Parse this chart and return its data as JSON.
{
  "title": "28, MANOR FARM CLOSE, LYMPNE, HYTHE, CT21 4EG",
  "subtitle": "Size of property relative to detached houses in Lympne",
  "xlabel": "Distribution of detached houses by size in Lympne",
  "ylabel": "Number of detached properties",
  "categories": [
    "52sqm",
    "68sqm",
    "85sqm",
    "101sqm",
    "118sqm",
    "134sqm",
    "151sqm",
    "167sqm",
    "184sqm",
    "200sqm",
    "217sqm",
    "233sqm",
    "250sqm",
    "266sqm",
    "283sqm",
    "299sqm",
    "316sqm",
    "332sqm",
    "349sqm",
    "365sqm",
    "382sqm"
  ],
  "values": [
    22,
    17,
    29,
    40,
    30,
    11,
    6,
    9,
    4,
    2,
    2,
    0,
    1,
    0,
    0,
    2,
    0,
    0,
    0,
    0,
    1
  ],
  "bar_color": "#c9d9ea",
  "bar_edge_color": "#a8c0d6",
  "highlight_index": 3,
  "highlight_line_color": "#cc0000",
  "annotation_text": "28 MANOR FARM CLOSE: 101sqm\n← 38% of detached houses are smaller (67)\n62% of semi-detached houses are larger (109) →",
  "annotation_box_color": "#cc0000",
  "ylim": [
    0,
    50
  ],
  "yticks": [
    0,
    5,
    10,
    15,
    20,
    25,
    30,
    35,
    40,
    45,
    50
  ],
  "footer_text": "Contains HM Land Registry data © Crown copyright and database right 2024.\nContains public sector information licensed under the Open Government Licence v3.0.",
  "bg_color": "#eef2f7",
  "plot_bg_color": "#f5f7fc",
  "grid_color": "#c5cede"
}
◇ ◇ ◇ ◇ ◇
AIM OF THE TASK »
How many lines of the data contain the word "FARM"? Answer with the number alone.

CORRECT ANSWER »
2